→ **Task statement**: Produce an exact copy of all the data below, dropping every image.

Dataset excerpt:
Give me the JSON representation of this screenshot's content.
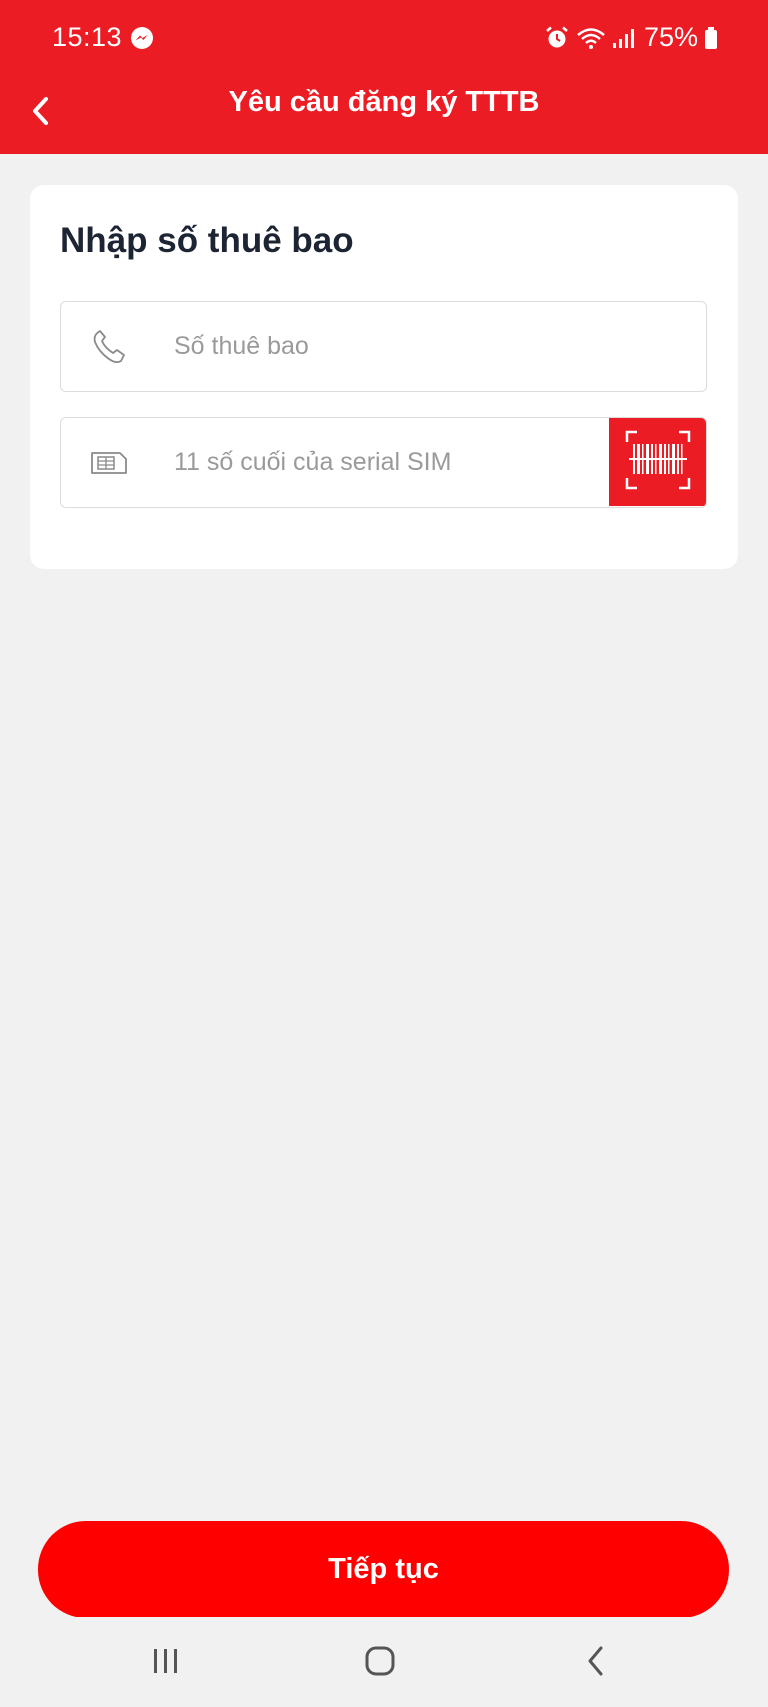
{
  "status_bar": {
    "time": "15:13",
    "battery": "75%"
  },
  "header": {
    "title": "Yêu cầu đăng ký TTTB"
  },
  "card": {
    "title": "Nhập số thuê bao",
    "phone_field": {
      "placeholder": "Số thuê bao",
      "value": "",
      "icon": "phone-icon"
    },
    "sim_field": {
      "placeholder": "11 số cuối của serial SIM",
      "value": "",
      "icon": "sim-card-icon",
      "action_icon": "barcode-scan-icon"
    }
  },
  "footer": {
    "continue_label": "Tiếp tục"
  },
  "colors": {
    "brand_red": "#ec1c24",
    "button_red": "#ff0000",
    "background": "#f1f1f1",
    "title_text": "#1d2433",
    "placeholder_text": "#9a9a9a"
  }
}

→ **The reply**:
Give me the JSON representation of this screenshot's content.
{
  "status_bar": {
    "time": "15:13",
    "battery": "75%"
  },
  "header": {
    "title": "Yêu cầu đăng ký TTTB"
  },
  "card": {
    "title": "Nhập số thuê bao",
    "phone_field": {
      "placeholder": "Số thuê bao",
      "value": "",
      "icon": "phone-icon"
    },
    "sim_field": {
      "placeholder": "11 số cuối của serial SIM",
      "value": "",
      "icon": "sim-card-icon",
      "action_icon": "barcode-scan-icon"
    }
  },
  "footer": {
    "continue_label": "Tiếp tục"
  },
  "colors": {
    "brand_red": "#ec1c24",
    "button_red": "#ff0000",
    "background": "#f1f1f1",
    "title_text": "#1d2433",
    "placeholder_text": "#9a9a9a"
  }
}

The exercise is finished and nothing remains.